Find the string "ablakrészlet" in the listing and report every line that has it.

** Start of ITEMS **

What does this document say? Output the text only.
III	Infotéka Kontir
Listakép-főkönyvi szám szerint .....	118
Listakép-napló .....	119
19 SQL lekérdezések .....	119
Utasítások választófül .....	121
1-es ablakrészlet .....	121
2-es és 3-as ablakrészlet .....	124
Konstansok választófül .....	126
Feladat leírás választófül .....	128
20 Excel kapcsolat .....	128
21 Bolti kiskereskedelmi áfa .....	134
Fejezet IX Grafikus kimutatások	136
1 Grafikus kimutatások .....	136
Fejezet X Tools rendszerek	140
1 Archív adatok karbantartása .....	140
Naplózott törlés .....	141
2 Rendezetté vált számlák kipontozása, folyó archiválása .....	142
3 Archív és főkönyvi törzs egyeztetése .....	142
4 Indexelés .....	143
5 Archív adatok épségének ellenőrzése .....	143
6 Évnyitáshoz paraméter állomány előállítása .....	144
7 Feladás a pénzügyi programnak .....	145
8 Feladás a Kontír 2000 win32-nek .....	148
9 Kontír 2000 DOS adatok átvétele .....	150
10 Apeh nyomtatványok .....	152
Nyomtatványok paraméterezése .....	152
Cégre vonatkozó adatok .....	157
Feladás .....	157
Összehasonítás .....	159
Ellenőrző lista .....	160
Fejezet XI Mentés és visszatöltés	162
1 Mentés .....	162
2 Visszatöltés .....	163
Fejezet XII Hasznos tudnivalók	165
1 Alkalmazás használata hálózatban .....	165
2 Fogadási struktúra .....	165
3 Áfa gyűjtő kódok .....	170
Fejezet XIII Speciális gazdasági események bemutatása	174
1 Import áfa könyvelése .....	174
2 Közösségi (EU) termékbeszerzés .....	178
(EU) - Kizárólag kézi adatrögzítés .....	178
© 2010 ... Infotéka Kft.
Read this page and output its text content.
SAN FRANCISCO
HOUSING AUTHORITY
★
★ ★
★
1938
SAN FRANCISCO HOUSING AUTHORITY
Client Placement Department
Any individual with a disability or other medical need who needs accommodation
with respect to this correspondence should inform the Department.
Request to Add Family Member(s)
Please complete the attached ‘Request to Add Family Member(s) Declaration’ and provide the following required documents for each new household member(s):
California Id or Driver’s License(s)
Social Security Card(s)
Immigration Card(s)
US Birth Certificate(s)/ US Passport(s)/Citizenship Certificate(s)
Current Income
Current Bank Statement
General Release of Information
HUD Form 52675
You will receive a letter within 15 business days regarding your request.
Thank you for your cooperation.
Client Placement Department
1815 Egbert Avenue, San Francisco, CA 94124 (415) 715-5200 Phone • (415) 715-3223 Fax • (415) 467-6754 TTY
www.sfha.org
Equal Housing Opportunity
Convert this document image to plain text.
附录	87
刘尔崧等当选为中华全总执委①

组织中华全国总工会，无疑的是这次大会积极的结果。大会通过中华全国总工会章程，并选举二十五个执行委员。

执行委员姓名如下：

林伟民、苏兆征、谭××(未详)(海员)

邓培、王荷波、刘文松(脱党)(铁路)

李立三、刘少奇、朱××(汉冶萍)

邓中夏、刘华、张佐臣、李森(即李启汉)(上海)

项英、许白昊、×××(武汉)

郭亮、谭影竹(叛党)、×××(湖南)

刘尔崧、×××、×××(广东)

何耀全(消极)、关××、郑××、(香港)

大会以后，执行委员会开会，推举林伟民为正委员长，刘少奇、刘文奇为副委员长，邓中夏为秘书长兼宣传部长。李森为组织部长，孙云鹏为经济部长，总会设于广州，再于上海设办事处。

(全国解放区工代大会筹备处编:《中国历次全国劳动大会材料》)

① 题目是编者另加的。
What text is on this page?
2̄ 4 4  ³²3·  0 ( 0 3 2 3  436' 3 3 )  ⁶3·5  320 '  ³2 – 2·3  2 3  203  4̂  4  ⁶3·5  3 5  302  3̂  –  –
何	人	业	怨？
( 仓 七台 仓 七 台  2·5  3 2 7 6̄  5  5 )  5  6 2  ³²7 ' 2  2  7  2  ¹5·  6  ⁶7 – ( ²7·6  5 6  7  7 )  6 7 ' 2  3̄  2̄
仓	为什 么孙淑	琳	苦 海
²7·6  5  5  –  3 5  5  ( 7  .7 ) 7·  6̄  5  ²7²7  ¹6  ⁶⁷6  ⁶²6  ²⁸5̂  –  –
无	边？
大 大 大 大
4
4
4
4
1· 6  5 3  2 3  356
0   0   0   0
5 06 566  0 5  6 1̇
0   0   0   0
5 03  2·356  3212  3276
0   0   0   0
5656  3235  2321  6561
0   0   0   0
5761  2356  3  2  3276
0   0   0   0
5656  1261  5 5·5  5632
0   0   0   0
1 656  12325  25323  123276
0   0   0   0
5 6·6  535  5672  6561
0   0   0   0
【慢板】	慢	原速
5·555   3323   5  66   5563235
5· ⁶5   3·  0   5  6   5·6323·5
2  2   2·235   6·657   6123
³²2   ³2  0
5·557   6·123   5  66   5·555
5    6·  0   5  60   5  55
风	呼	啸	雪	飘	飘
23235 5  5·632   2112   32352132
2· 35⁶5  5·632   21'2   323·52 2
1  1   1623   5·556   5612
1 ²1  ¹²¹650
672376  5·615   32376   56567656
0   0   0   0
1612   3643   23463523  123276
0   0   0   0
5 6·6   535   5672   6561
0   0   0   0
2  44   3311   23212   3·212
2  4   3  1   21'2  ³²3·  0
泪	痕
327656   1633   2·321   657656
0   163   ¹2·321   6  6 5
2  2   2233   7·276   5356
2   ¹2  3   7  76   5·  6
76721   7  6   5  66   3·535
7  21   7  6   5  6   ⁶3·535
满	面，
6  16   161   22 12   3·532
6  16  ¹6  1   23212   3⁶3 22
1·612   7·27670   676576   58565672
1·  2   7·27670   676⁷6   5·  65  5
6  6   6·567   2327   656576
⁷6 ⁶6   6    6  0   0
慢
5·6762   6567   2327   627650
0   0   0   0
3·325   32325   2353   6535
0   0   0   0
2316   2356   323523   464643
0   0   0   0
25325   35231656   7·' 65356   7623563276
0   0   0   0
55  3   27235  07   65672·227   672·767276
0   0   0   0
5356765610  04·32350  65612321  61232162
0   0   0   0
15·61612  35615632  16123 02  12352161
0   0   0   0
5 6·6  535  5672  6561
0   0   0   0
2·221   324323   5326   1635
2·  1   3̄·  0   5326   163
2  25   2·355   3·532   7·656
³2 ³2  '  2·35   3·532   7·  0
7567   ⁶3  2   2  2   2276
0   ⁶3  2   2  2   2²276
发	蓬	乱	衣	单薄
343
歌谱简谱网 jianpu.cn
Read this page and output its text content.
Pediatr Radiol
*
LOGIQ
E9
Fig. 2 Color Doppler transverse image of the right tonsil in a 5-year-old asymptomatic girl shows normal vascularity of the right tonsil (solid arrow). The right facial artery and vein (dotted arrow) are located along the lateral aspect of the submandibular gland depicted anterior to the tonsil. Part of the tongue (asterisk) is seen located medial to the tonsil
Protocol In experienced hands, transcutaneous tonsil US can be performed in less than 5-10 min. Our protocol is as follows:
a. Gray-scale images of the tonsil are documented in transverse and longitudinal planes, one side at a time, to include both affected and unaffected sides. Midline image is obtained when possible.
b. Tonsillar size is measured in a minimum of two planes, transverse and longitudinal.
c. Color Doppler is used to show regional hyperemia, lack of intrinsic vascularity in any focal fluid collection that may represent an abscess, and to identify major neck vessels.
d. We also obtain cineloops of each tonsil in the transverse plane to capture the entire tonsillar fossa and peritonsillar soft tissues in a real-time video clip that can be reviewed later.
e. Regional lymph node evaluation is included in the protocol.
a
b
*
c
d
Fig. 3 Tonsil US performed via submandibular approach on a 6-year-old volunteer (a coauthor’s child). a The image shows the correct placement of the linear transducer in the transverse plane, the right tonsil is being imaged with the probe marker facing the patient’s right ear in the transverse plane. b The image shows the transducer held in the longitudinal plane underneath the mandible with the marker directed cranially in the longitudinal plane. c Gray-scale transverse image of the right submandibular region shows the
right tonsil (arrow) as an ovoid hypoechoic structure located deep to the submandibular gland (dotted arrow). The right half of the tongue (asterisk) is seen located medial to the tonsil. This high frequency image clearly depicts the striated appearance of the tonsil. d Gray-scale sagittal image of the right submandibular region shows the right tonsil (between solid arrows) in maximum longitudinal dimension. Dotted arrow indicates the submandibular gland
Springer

** End of ITEMS **

> **ANSWER FOR THE TASK**:
1-es ablakrészlet .....	121
2-es és 3-as ablakrészlet .....	124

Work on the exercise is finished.